__PROBLEM REQUIREMENTS__. Write out all the material exactly. Leave nothing out.

__GIVEN DATA__.
+++
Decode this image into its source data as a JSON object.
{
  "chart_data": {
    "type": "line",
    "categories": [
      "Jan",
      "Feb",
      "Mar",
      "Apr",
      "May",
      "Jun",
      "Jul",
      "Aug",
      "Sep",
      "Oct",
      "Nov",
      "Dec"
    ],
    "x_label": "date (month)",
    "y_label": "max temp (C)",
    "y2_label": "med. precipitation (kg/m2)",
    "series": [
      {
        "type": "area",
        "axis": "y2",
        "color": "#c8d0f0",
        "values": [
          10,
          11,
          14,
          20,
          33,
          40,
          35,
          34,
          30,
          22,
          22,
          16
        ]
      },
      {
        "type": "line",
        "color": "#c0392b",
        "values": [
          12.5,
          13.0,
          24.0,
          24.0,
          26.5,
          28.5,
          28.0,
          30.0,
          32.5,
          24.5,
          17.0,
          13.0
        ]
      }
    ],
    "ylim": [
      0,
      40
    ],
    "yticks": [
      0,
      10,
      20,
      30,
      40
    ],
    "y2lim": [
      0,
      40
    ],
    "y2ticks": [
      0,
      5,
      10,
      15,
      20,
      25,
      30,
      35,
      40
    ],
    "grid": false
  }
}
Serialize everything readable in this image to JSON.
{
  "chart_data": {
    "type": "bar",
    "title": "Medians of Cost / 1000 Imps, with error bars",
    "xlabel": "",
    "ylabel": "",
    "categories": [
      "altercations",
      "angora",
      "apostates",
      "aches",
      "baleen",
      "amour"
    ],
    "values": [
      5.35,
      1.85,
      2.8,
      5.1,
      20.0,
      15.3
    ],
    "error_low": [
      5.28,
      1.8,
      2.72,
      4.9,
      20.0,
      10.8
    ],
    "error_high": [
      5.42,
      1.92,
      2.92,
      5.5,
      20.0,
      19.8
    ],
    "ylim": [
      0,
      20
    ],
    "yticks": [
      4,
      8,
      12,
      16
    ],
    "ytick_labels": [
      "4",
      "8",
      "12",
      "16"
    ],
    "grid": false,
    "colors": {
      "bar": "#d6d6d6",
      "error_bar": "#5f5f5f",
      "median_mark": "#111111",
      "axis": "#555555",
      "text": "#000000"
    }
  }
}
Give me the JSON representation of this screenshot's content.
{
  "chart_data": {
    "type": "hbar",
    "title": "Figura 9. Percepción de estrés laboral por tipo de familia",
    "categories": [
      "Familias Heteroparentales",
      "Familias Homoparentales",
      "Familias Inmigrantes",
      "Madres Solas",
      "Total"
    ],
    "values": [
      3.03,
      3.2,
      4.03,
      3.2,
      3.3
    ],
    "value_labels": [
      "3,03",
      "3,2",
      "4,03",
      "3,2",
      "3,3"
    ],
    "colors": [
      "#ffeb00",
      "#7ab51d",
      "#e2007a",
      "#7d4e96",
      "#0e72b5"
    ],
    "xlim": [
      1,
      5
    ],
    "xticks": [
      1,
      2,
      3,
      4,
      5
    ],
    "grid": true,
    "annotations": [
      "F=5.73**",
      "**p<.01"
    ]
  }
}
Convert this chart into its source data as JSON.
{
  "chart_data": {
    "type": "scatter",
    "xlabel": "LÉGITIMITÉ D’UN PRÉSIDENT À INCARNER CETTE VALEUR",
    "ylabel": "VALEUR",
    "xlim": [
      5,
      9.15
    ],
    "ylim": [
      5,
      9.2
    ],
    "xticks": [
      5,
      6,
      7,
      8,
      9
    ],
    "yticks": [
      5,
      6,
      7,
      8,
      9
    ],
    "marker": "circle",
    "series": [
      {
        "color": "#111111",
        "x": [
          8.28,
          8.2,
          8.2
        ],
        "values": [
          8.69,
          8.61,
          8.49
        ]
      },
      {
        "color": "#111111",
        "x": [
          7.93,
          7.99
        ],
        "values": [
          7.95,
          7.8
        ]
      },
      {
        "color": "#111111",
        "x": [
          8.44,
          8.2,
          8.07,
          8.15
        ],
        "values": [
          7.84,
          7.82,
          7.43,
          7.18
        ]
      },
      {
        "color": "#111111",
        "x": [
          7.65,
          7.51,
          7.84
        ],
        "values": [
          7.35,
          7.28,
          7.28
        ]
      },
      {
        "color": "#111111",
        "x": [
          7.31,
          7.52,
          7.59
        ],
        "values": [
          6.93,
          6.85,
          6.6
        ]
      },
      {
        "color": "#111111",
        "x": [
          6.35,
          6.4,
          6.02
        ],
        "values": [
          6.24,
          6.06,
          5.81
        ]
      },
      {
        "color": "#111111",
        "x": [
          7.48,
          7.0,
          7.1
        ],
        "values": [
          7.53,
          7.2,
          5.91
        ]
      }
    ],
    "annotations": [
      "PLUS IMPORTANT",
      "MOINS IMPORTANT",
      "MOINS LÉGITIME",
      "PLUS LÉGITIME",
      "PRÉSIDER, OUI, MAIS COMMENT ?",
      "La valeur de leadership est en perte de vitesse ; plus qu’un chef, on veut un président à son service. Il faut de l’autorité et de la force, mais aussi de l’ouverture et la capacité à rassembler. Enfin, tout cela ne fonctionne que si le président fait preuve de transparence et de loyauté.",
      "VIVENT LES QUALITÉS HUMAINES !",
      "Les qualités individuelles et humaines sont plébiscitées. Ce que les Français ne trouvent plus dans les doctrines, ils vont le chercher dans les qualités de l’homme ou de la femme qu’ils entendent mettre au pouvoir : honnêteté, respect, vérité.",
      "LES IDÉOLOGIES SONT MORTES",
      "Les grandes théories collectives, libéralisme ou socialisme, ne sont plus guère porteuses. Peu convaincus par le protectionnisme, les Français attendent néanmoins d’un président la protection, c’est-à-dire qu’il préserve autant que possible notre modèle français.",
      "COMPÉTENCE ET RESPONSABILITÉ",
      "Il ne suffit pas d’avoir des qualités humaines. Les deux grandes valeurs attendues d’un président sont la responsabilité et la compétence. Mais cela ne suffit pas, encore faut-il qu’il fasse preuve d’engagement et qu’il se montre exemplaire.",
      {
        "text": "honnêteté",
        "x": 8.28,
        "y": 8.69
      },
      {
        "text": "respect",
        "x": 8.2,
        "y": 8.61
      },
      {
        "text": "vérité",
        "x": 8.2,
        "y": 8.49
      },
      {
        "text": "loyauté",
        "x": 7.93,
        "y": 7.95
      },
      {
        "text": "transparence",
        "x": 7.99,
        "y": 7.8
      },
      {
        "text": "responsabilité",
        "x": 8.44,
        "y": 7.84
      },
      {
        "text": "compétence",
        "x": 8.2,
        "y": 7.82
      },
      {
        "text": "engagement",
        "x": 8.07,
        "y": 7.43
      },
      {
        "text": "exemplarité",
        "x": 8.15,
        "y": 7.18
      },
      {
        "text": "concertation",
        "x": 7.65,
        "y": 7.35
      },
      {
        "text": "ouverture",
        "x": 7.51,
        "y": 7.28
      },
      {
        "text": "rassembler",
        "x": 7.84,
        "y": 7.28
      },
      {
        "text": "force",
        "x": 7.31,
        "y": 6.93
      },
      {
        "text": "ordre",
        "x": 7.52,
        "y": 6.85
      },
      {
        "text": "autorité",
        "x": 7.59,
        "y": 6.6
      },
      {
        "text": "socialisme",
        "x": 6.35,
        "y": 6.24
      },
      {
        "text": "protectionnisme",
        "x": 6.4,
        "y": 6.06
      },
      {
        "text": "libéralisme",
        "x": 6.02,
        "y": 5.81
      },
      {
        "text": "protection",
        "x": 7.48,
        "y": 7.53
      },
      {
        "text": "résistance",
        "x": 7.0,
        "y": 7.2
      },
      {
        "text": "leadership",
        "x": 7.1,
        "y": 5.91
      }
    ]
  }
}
+++
__SOLUTION TO THE EXERCISE__.
Decode this image into its source data as a JSON object.
{
  "chart_data": {
    "type": "line",
    "categories": [
      "Jan",
      "Feb",
      "Mar",
      "Apr",
      "May",
      "Jun",
      "Jul",
      "Aug",
      "Sep",
      "Oct",
      "Nov",
      "Dec"
    ],
    "x_label": "date (month)",
    "y_label": "max temp (C)",
    "y2_label": "med. precipitation (kg/m2)",
    "series": [
      {
        "type": "area",
        "axis": "y2",
        "color": "#c8d0f0",
        "values": [
          10,
          11,
          14,
          20,
          33,
          40,
          35,
          34,
          30,
          22,
          22,
          16
        ]
      },
      {
        "type": "line",
        "color": "#c0392b",
        "values": [
          12.5,
          13.0,
          24.0,
          24.0,
          26.5,
          28.5,
          28.0,
          30.0,
          32.5,
          24.5,
          17.0,
          13.0
        ]
      }
    ],
    "ylim": [
      0,
      40
    ],
    "yticks": [
      0,
      10,
      20,
      30,
      40
    ],
    "y2lim": [
      0,
      40
    ],
    "y2ticks": [
      0,
      5,
      10,
      15,
      20,
      25,
      30,
      35,
      40
    ],
    "grid": false
  }
}
Serialize everything readable in this image to JSON.
{
  "chart_data": {
    "type": "bar",
    "title": "Medians of Cost / 1000 Imps, with error bars",
    "xlabel": "",
    "ylabel": "",
    "categories": [
      "altercations",
      "angora",
      "apostates",
      "aches",
      "baleen",
      "amour"
    ],
    "values": [
      5.35,
      1.85,
      2.8,
      5.1,
      20.0,
      15.3
    ],
    "error_low": [
      5.28,
      1.8,
      2.72,
      4.9,
      20.0,
      10.8
    ],
    "error_high": [
      5.42,
      1.92,
      2.92,
      5.5,
      20.0,
      19.8
    ],
    "ylim": [
      0,
      20
    ],
    "yticks": [
      4,
      8,
      12,
      16
    ],
    "ytick_labels": [
      "4",
      "8",
      "12",
      "16"
    ],
    "grid": false,
    "colors": {
      "bar": "#d6d6d6",
      "error_bar": "#5f5f5f",
      "median_mark": "#111111",
      "axis": "#555555",
      "text": "#000000"
    }
  }
}
Give me the JSON representation of this screenshot's content.
{
  "chart_data": {
    "type": "hbar",
    "title": "Figura 9. Percepción de estrés laboral por tipo de familia",
    "categories": [
      "Familias Heteroparentales",
      "Familias Homoparentales",
      "Familias Inmigrantes",
      "Madres Solas",
      "Total"
    ],
    "values": [
      3.03,
      3.2,
      4.03,
      3.2,
      3.3
    ],
    "value_labels": [
      "3,03",
      "3,2",
      "4,03",
      "3,2",
      "3,3"
    ],
    "colors": [
      "#ffeb00",
      "#7ab51d",
      "#e2007a",
      "#7d4e96",
      "#0e72b5"
    ],
    "xlim": [
      1,
      5
    ],
    "xticks": [
      1,
      2,
      3,
      4,
      5
    ],
    "grid": true,
    "annotations": [
      "F=5.73**",
      "**p<.01"
    ]
  }
}
Convert this chart into its source data as JSON.
{
  "chart_data": {
    "type": "scatter",
    "xlabel": "LÉGITIMITÉ D’UN PRÉSIDENT À INCARNER CETTE VALEUR",
    "ylabel": "VALEUR",
    "xlim": [
      5,
      9.15
    ],
    "ylim": [
      5,
      9.2
    ],
    "xticks": [
      5,
      6,
      7,
      8,
      9
    ],
    "yticks": [
      5,
      6,
      7,
      8,
      9
    ],
    "marker": "circle",
    "series": [
      {
        "color": "#111111",
        "x": [
          8.28,
          8.2,
          8.2
        ],
        "values": [
          8.69,
          8.61,
          8.49
        ]
      },
      {
        "color": "#111111",
        "x": [
          7.93,
          7.99
        ],
        "values": [
          7.95,
          7.8
        ]
      },
      {
        "color": "#111111",
        "x": [
          8.44,
          8.2,
          8.07,
          8.15
        ],
        "values": [
          7.84,
          7.82,
          7.43,
          7.18
        ]
      },
      {
        "color": "#111111",
        "x": [
          7.65,
          7.51,
          7.84
        ],
        "values": [
          7.35,
          7.28,
          7.28
        ]
      },
      {
        "color": "#111111",
        "x": [
          7.31,
          7.52,
          7.59
        ],
        "values": [
          6.93,
          6.85,
          6.6
        ]
      },
      {
        "color": "#111111",
        "x": [
          6.35,
          6.4,
          6.02
        ],
        "values": [
          6.24,
          6.06,
          5.81
        ]
      },
      {
        "color": "#111111",
        "x": [
          7.48,
          7.0,
          7.1
        ],
        "values": [
          7.53,
          7.2,
          5.91
        ]
      }
    ],
    "annotations": [
      "PLUS IMPORTANT",
      "MOINS IMPORTANT",
      "MOINS LÉGITIME",
      "PLUS LÉGITIME",
      "PRÉSIDER, OUI, MAIS COMMENT ?",
      "La valeur de leadership est en perte de vitesse ; plus qu’un chef, on veut un président à son service. Il faut de l’autorité et de la force, mais aussi de l’ouverture et la capacité à rassembler. Enfin, tout cela ne fonctionne que si le président fait preuve de transparence et de loyauté.",
      "VIVENT LES QUALITÉS HUMAINES !",
      "Les qualités individuelles et humaines sont plébiscitées. Ce que les Français ne trouvent plus dans les doctrines, ils vont le chercher dans les qualités de l’homme ou de la femme qu’ils entendent mettre au pouvoir : honnêteté, respect, vérité.",
      "LES IDÉOLOGIES SONT MORTES",
      "Les grandes théories collectives, libéralisme ou socialisme, ne sont plus guère porteuses. Peu convaincus par le protectionnisme, les Français attendent néanmoins d’un président la protection, c’est-à-dire qu’il préserve autant que possible notre modèle français.",
      "COMPÉTENCE ET RESPONSABILITÉ",
      "Il ne suffit pas d’avoir des qualités humaines. Les deux grandes valeurs attendues d’un président sont la responsabilité et la compétence. Mais cela ne suffit pas, encore faut-il qu’il fasse preuve d’engagement et qu’il se montre exemplaire.",
      {
        "text": "honnêteté",
        "x": 8.28,
        "y": 8.69
      },
      {
        "text": "respect",
        "x": 8.2,
        "y": 8.61
      },
      {
        "text": "vérité",
        "x": 8.2,
        "y": 8.49
      },
      {
        "text": "loyauté",
        "x": 7.93,
        "y": 7.95
      },
      {
        "text": "transparence",
        "x": 7.99,
        "y": 7.8
      },
      {
        "text": "responsabilité",
        "x": 8.44,
        "y": 7.84
      },
      {
        "text": "compétence",
        "x": 8.2,
        "y": 7.82
      },
      {
        "text": "engagement",
        "x": 8.07,
        "y": 7.43
      },
      {
        "text": "exemplarité",
        "x": 8.15,
        "y": 7.18
      },
      {
        "text": "concertation",
        "x": 7.65,
        "y": 7.35
      },
      {
        "text": "ouverture",
        "x": 7.51,
        "y": 7.28
      },
      {
        "text": "rassembler",
        "x": 7.84,
        "y": 7.28
      },
      {
        "text": "force",
        "x": 7.31,
        "y": 6.93
      },
      {
        "text": "ordre",
        "x": 7.52,
        "y": 6.85
      },
      {
        "text": "autorité",
        "x": 7.59,
        "y": 6.6
      },
      {
        "text": "socialisme",
        "x": 6.35,
        "y": 6.24
      },
      {
        "text": "protectionnisme",
        "x": 6.4,
        "y": 6.06
      },
      {
        "text": "libéralisme",
        "x": 6.02,
        "y": 5.81
      },
      {
        "text": "protection",
        "x": 7.48,
        "y": 7.53
      },
      {
        "text": "résistance",
        "x": 7.0,
        "y": 7.2
      },
      {
        "text": "leadership",
        "x": 7.1,
        "y": 5.91
      }
    ]
  }
}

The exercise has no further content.